++++ Records to use

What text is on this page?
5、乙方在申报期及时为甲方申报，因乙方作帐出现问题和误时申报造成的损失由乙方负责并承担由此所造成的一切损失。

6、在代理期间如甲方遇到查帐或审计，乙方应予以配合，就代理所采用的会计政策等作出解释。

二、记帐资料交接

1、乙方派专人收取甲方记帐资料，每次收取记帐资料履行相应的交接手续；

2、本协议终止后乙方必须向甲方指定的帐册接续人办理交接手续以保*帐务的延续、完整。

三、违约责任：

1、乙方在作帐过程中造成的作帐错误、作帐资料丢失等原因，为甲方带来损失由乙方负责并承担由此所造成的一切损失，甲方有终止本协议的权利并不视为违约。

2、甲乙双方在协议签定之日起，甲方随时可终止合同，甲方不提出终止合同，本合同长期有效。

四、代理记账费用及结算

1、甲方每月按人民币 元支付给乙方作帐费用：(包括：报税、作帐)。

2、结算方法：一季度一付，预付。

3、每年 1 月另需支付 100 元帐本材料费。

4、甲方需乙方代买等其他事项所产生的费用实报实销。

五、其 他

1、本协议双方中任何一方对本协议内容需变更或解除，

++++++++
++++ Records to use

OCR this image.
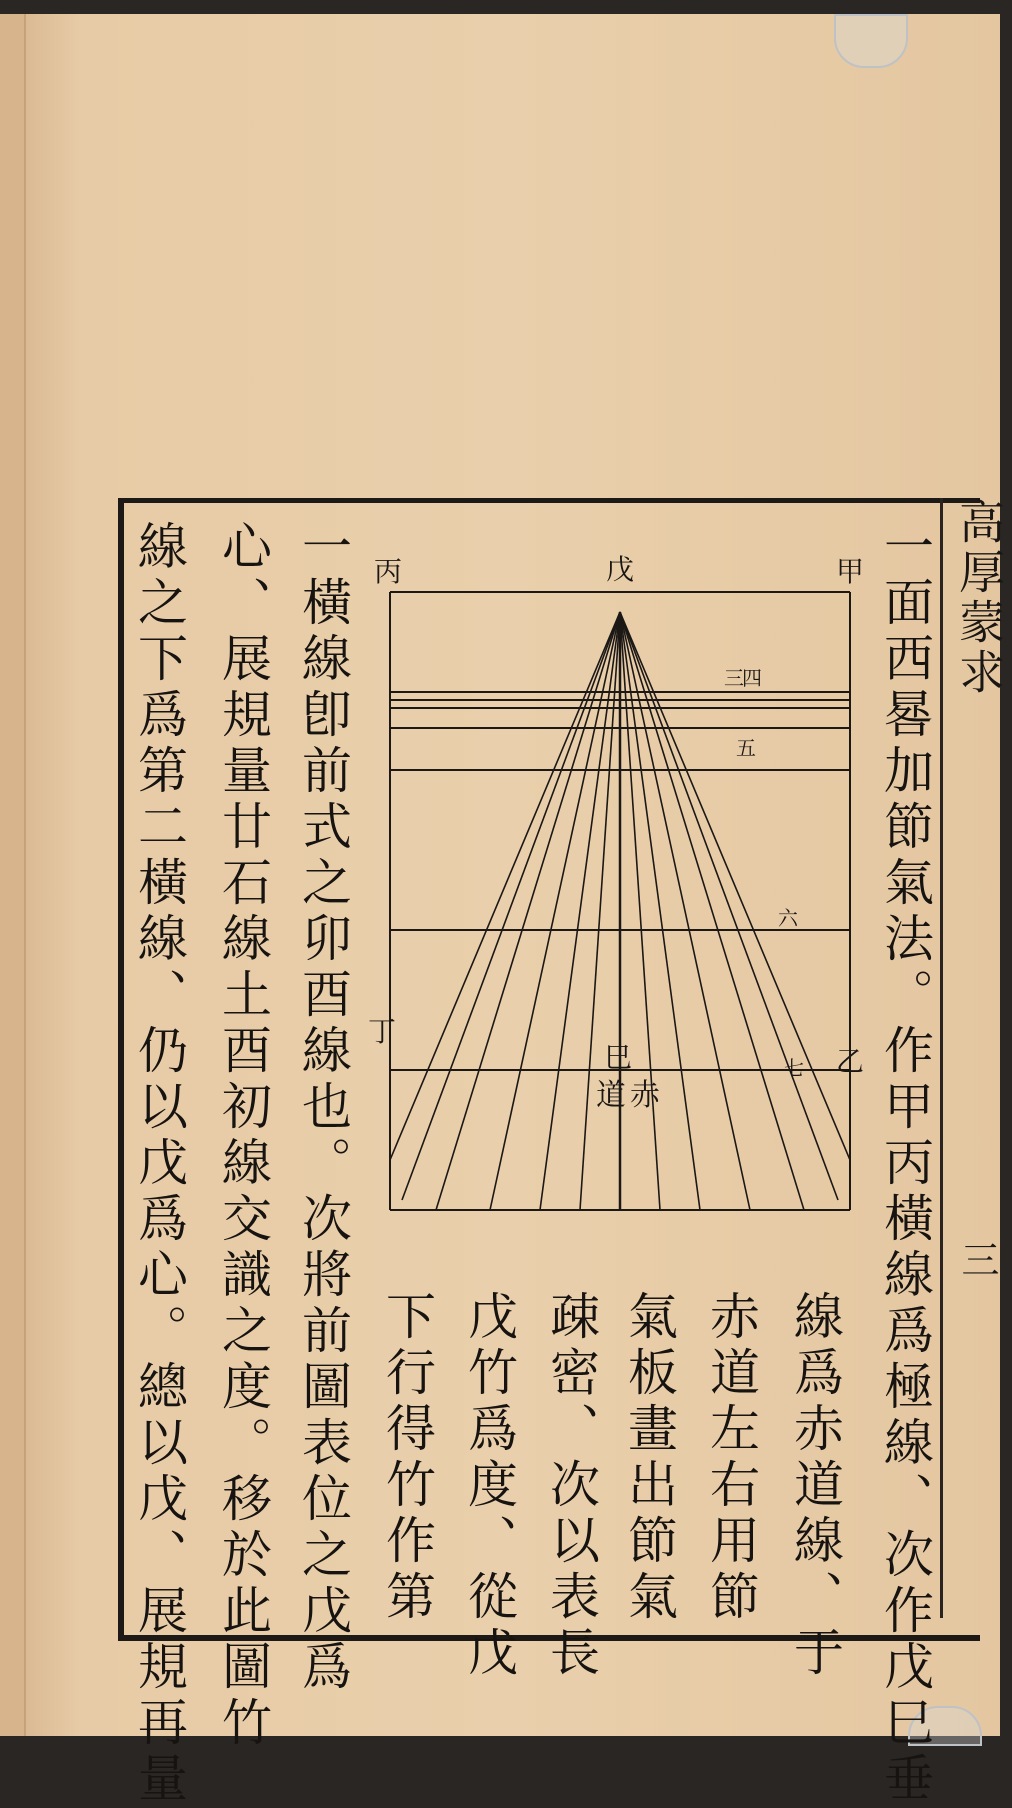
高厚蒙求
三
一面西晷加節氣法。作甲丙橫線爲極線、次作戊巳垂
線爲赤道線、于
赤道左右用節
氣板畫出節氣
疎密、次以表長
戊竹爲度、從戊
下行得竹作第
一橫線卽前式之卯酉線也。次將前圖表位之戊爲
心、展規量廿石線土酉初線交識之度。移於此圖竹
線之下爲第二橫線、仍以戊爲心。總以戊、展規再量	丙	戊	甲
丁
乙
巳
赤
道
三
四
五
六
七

++++++++
++++ Records to use

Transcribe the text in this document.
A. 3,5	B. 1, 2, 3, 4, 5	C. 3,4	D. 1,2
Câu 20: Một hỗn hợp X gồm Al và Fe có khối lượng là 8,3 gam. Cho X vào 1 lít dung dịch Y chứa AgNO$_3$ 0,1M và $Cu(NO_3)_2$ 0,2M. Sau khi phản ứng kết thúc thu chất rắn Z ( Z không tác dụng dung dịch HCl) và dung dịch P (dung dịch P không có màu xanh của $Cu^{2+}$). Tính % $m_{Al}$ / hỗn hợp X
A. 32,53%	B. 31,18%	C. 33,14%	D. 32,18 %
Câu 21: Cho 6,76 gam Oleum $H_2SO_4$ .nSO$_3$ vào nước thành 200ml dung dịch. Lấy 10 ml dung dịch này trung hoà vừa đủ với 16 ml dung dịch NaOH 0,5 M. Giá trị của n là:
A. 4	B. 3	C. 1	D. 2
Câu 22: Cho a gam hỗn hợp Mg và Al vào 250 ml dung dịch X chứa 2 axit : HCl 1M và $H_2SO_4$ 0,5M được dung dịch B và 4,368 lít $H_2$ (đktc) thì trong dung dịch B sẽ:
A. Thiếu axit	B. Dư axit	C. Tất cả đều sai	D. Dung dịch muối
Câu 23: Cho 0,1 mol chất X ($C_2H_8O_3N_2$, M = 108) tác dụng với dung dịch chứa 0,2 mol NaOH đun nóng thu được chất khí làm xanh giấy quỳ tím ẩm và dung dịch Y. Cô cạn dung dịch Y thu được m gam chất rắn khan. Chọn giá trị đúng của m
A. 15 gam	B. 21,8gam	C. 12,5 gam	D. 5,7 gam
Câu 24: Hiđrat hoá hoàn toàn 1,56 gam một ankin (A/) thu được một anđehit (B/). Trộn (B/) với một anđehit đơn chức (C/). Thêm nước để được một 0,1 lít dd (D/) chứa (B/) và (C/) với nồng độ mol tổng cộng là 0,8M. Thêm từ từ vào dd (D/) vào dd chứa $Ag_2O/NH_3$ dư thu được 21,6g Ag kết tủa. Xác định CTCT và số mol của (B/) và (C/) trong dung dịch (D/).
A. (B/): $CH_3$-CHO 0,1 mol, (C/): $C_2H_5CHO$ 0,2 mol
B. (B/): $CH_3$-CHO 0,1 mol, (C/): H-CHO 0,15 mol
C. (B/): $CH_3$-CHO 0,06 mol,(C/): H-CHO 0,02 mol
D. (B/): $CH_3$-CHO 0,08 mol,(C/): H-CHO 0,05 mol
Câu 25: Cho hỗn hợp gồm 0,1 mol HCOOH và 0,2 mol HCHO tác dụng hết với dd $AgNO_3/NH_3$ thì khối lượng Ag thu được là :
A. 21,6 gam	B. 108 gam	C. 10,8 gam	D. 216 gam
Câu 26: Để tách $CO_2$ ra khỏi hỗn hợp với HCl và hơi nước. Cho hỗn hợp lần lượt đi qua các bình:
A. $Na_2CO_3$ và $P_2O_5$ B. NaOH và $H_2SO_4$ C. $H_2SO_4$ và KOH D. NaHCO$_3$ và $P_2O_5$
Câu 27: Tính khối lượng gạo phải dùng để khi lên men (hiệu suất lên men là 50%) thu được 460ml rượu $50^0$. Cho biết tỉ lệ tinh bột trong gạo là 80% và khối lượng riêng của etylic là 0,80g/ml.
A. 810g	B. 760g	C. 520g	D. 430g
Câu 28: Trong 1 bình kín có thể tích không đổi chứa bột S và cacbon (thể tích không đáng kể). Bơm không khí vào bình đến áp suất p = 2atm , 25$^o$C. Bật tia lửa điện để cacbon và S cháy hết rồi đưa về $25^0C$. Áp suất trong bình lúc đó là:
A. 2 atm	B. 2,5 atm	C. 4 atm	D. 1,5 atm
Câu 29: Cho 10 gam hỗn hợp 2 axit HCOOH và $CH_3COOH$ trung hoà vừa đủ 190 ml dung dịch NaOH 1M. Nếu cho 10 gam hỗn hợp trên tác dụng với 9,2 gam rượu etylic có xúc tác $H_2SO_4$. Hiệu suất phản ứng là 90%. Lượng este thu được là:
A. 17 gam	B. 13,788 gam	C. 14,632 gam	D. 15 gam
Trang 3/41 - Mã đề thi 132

++++++++

Directive:
Take each line containing the string "Tính" and copy it out.

Result of this task:
Câu 20: Một hỗn hợp X gồm Al và Fe có khối lượng là 8,3 gam. Cho X vào 1 lít dung dịch Y chứa AgNO$_3$ 0,1M và $Cu(NO_3)_2$ 0,2M. Sau khi phản ứng kết thúc thu chất rắn Z ( Z không tác dụng dung dịch HCl) và dung dịch P (dung dịch P không có màu xanh của $Cu^{2+}$). Tính % $m_{Al}$ / hỗn hợp X
Câu 27: Tính khối lượng gạo phải dùng để khi lên men (hiệu suất lên men là 50%) thu được 460ml rượu $50^0$. Cho biết tỉ lệ tinh bột trong gạo là 80% và khối lượng riêng của etylic là 0,80g/ml.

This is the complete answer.